WHAT NEEDS TO BE DONE: Copy out every row below, changing each "column-label" to "column-header" and leaving everything else the same.
========
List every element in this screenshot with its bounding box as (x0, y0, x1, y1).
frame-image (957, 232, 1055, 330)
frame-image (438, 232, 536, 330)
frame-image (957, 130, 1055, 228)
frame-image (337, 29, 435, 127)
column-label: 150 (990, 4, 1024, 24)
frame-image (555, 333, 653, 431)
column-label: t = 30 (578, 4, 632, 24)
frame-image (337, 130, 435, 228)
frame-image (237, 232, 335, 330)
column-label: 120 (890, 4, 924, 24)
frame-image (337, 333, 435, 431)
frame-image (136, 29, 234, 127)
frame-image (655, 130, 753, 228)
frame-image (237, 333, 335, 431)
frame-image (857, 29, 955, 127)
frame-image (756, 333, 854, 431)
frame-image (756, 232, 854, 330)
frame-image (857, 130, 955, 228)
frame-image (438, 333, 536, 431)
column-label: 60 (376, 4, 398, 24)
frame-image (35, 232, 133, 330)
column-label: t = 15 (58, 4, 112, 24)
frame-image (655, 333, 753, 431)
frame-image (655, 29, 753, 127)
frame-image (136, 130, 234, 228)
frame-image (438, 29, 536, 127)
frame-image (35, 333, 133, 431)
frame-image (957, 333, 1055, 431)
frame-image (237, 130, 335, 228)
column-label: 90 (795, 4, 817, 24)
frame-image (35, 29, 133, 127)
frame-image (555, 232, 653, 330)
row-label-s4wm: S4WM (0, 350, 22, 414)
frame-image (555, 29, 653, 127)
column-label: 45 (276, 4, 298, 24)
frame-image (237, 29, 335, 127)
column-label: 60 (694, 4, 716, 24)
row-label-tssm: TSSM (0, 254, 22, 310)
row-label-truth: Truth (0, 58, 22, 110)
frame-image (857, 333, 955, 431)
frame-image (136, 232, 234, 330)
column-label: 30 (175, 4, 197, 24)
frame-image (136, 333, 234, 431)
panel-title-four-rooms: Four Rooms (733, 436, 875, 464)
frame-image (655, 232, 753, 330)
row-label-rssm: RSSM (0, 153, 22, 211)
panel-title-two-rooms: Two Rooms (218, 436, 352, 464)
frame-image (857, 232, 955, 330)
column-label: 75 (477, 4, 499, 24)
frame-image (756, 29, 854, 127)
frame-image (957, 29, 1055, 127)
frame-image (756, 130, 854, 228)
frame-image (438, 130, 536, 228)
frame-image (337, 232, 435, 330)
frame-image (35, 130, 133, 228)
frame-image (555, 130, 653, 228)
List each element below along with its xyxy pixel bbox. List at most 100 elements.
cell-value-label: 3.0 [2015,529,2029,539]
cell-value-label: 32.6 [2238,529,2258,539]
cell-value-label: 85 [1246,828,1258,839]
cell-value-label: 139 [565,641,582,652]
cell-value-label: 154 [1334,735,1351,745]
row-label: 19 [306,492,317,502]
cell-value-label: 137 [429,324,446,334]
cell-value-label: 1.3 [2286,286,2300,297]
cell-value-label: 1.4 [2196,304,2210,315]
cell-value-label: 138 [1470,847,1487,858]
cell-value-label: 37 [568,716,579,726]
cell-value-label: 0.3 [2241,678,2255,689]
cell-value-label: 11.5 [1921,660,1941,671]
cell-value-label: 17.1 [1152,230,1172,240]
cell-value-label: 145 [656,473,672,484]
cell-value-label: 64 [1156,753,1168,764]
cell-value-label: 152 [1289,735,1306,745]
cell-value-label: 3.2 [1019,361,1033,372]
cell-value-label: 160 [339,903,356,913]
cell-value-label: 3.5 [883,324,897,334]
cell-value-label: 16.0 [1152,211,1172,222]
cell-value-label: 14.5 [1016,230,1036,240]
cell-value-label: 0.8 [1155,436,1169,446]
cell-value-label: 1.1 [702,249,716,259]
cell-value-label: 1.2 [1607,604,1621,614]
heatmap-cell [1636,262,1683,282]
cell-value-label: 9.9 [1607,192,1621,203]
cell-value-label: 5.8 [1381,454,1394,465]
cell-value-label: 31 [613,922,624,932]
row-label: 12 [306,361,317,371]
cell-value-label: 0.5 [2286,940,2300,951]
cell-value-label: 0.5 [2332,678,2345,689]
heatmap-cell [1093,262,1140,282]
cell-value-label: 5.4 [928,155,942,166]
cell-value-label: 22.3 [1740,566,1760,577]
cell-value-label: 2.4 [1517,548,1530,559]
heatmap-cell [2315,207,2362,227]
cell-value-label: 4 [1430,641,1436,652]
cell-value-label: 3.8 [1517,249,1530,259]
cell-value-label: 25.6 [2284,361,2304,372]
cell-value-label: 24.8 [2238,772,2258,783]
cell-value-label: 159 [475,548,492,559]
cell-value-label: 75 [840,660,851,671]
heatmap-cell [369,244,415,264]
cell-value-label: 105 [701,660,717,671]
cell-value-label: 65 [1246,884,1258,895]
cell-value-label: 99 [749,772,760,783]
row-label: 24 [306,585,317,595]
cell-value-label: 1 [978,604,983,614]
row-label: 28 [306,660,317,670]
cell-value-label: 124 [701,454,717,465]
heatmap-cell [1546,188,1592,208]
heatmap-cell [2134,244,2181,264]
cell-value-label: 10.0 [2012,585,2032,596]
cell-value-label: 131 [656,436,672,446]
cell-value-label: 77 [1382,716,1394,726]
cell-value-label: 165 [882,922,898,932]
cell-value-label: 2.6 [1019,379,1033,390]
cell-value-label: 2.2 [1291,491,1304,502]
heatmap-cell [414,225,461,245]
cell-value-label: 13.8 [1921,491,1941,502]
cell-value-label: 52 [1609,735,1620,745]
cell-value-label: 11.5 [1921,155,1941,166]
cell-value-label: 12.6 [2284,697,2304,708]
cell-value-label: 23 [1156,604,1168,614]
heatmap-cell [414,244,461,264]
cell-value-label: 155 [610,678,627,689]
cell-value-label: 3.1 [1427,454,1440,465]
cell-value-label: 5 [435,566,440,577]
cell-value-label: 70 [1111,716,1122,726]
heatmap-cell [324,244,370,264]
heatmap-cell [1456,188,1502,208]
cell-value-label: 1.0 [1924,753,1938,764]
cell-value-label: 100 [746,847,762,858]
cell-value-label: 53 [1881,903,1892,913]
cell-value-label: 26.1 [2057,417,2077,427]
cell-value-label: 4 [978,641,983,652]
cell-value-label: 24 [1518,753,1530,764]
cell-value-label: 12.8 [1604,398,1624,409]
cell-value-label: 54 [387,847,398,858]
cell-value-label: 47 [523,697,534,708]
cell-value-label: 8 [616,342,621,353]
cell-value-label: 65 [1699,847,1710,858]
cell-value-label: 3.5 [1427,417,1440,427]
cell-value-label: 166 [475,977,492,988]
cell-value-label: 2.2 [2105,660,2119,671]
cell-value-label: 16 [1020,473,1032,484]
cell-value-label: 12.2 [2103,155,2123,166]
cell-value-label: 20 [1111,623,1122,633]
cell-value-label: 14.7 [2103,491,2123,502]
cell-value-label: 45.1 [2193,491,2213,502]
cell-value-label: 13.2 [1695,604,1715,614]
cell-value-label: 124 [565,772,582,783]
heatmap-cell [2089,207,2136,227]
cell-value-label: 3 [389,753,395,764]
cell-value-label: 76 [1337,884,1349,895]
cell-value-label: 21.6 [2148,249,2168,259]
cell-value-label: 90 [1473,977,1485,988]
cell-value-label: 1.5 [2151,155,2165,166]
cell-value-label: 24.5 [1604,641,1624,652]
========
RESULT OF THIS EXERCISE:
List every element in this screenshot with its bounding box as (x0, y0, x1, y1).
frame-image (957, 232, 1055, 330)
frame-image (438, 232, 536, 330)
frame-image (957, 130, 1055, 228)
frame-image (337, 29, 435, 127)
column-header: 150 (990, 4, 1024, 24)
frame-image (555, 333, 653, 431)
column-header: t = 30 (578, 4, 632, 24)
frame-image (337, 130, 435, 228)
frame-image (237, 232, 335, 330)
column-header: 120 (890, 4, 924, 24)
frame-image (337, 333, 435, 431)
frame-image (136, 29, 234, 127)
frame-image (655, 130, 753, 228)
frame-image (237, 333, 335, 431)
frame-image (857, 29, 955, 127)
frame-image (756, 333, 854, 431)
frame-image (756, 232, 854, 330)
frame-image (857, 130, 955, 228)
frame-image (438, 333, 536, 431)
column-header: 60 (376, 4, 398, 24)
frame-image (35, 232, 133, 330)
column-header: t = 15 (58, 4, 112, 24)
frame-image (655, 333, 753, 431)
frame-image (655, 29, 753, 127)
frame-image (136, 130, 234, 228)
frame-image (438, 29, 536, 127)
frame-image (35, 333, 133, 431)
frame-image (957, 333, 1055, 431)
frame-image (237, 130, 335, 228)
column-header: 90 (795, 4, 817, 24)
frame-image (35, 29, 133, 127)
frame-image (555, 232, 653, 330)
row-label-s4wm: S4WM (0, 350, 22, 414)
frame-image (555, 29, 653, 127)
column-header: 45 (276, 4, 298, 24)
frame-image (237, 29, 335, 127)
column-header: 60 (694, 4, 716, 24)
row-label-tssm: TSSM (0, 254, 22, 310)
row-label-truth: Truth (0, 58, 22, 110)
frame-image (857, 333, 955, 431)
frame-image (136, 232, 234, 330)
column-header: 30 (175, 4, 197, 24)
frame-image (136, 333, 234, 431)
panel-title-four-rooms: Four Rooms (733, 436, 875, 464)
frame-image (655, 232, 753, 330)
row-label-rssm: RSSM (0, 153, 22, 211)
panel-title-two-rooms: Two Rooms (218, 436, 352, 464)
frame-image (857, 232, 955, 330)
column-header: 75 (477, 4, 499, 24)
frame-image (756, 29, 854, 127)
frame-image (957, 29, 1055, 127)
frame-image (756, 130, 854, 228)
frame-image (438, 130, 536, 228)
frame-image (337, 232, 435, 330)
frame-image (35, 130, 133, 228)
frame-image (555, 130, 653, 228)
List each element below along with its xyxy pixel bbox. List at most 100 elements.
cell-value-label: 3.0 [2015,529,2029,539]
cell-value-label: 32.6 [2238,529,2258,539]
cell-value-label: 85 [1246,828,1258,839]
cell-value-label: 139 [565,641,582,652]
cell-value-label: 154 [1334,735,1351,745]
row-label: 19 [306,492,317,502]
cell-value-label: 137 [429,324,446,334]
cell-value-label: 1.3 [2286,286,2300,297]
cell-value-label: 1.4 [2196,304,2210,315]
cell-value-label: 138 [1470,847,1487,858]
cell-value-label: 37 [568,716,579,726]
cell-value-label: 0.3 [2241,678,2255,689]
cell-value-label: 11.5 [1921,660,1941,671]
cell-value-label: 17.1 [1152,230,1172,240]
cell-value-label: 145 [656,473,672,484]
cell-value-label: 64 [1156,753,1168,764]
cell-value-label: 152 [1289,735,1306,745]
cell-value-label: 3.2 [1019,361,1033,372]
cell-value-label: 160 [339,903,356,913]
cell-value-label: 3.5 [883,324,897,334]
cell-value-label: 16.0 [1152,211,1172,222]
cell-value-label: 14.5 [1016,230,1036,240]
cell-value-label: 0.8 [1155,436,1169,446]
cell-value-label: 1.1 [702,249,716,259]
cell-value-label: 1.2 [1607,604,1621,614]
heatmap-cell [1636,262,1683,282]
cell-value-label: 9.9 [1607,192,1621,203]
cell-value-label: 5.8 [1381,454,1394,465]
cell-value-label: 31 [613,922,624,932]
row-label: 12 [306,361,317,371]
cell-value-label: 0.5 [2286,940,2300,951]
cell-value-label: 0.5 [2332,678,2345,689]
heatmap-cell [1093,262,1140,282]
cell-value-label: 5.4 [928,155,942,166]
cell-value-label: 22.3 [1740,566,1760,577]
cell-value-label: 2.4 [1517,548,1530,559]
heatmap-cell [2315,207,2362,227]
cell-value-label: 4 [1430,641,1436,652]
cell-value-label: 3.8 [1517,249,1530,259]
cell-value-label: 25.6 [2284,361,2304,372]
cell-value-label: 24.8 [2238,772,2258,783]
cell-value-label: 159 [475,548,492,559]
cell-value-label: 75 [840,660,851,671]
heatmap-cell [369,244,415,264]
cell-value-label: 105 [701,660,717,671]
cell-value-label: 65 [1246,884,1258,895]
cell-value-label: 99 [749,772,760,783]
row-label: 24 [306,585,317,595]
cell-value-label: 1 [978,604,983,614]
row-label: 28 [306,660,317,670]
cell-value-label: 124 [701,454,717,465]
heatmap-cell [1546,188,1592,208]
heatmap-cell [2134,244,2181,264]
cell-value-label: 10.0 [2012,585,2032,596]
cell-value-label: 131 [656,436,672,446]
cell-value-label: 77 [1382,716,1394,726]
cell-value-label: 165 [882,922,898,932]
cell-value-label: 2.6 [1019,379,1033,390]
cell-value-label: 2.2 [1291,491,1304,502]
heatmap-cell [414,225,461,245]
cell-value-label: 13.8 [1921,491,1941,502]
cell-value-label: 52 [1609,735,1620,745]
cell-value-label: 11.5 [1921,155,1941,166]
cell-value-label: 12.6 [2284,697,2304,708]
cell-value-label: 23 [1156,604,1168,614]
heatmap-cell [414,244,461,264]
cell-value-label: 155 [610,678,627,689]
cell-value-label: 3.1 [1427,454,1440,465]
cell-value-label: 5 [435,566,440,577]
cell-value-label: 70 [1111,716,1122,726]
heatmap-cell [324,244,370,264]
heatmap-cell [1456,188,1502,208]
cell-value-label: 1.0 [1924,753,1938,764]
cell-value-label: 100 [746,847,762,858]
cell-value-label: 53 [1881,903,1892,913]
cell-value-label: 26.1 [2057,417,2077,427]
cell-value-label: 4 [978,641,983,652]
cell-value-label: 24 [1518,753,1530,764]
cell-value-label: 12.8 [1604,398,1624,409]
cell-value-label: 54 [387,847,398,858]
cell-value-label: 47 [523,697,534,708]
cell-value-label: 8 [616,342,621,353]
cell-value-label: 65 [1699,847,1710,858]
cell-value-label: 3.5 [1427,417,1440,427]
cell-value-label: 166 [475,977,492,988]
cell-value-label: 2.2 [2105,660,2119,671]
cell-value-label: 16 [1020,473,1032,484]
cell-value-label: 12.2 [2103,155,2123,166]
cell-value-label: 20 [1111,623,1122,633]
cell-value-label: 14.7 [2103,491,2123,502]
cell-value-label: 45.1 [2193,491,2213,502]
cell-value-label: 13.2 [1695,604,1715,614]
cell-value-label: 124 [565,772,582,783]
heatmap-cell [2089,207,2136,227]
cell-value-label: 3 [389,753,395,764]
cell-value-label: 76 [1337,884,1349,895]
cell-value-label: 21.6 [2148,249,2168,259]
cell-value-label: 90 [1473,977,1485,988]
cell-value-label: 1.5 [2151,155,2165,166]
cell-value-label: 24.5 [1604,641,1624,652]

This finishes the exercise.